What you need to do: Check each line of the data for "name" and select those that have it.

Stored rows:
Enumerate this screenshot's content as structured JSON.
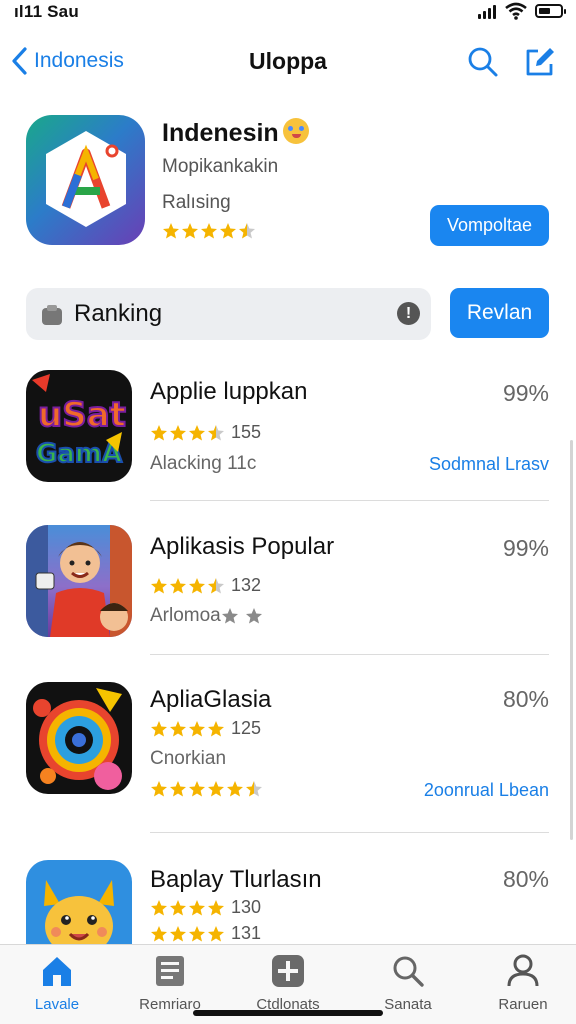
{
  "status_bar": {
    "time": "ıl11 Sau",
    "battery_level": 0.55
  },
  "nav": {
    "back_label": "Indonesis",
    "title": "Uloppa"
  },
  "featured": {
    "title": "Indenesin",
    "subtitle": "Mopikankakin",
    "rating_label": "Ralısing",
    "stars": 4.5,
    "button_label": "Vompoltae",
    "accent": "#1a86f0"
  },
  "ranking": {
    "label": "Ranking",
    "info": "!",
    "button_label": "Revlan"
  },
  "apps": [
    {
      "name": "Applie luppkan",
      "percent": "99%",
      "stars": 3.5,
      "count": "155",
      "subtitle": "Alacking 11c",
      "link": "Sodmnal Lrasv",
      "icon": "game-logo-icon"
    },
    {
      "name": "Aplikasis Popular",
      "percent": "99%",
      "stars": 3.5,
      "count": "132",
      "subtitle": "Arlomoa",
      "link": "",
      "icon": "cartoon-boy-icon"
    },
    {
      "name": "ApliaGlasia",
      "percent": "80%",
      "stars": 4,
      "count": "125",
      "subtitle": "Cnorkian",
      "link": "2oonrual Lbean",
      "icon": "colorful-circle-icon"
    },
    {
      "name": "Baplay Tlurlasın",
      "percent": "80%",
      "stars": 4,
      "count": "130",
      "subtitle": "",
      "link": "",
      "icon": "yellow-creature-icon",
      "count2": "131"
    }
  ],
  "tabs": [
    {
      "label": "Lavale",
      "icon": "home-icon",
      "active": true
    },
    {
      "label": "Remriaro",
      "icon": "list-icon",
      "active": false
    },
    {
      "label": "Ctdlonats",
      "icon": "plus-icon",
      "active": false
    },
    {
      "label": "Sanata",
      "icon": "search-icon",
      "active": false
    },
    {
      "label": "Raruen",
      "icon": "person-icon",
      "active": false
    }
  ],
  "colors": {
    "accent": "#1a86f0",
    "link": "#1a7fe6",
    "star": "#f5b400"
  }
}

Solution to the problem:
      "name": "Applie luppkan",
      "name": "Aplikasis Popular",
      "name": "ApliaGlasia",
      "name": "Baplay Tlurlasın",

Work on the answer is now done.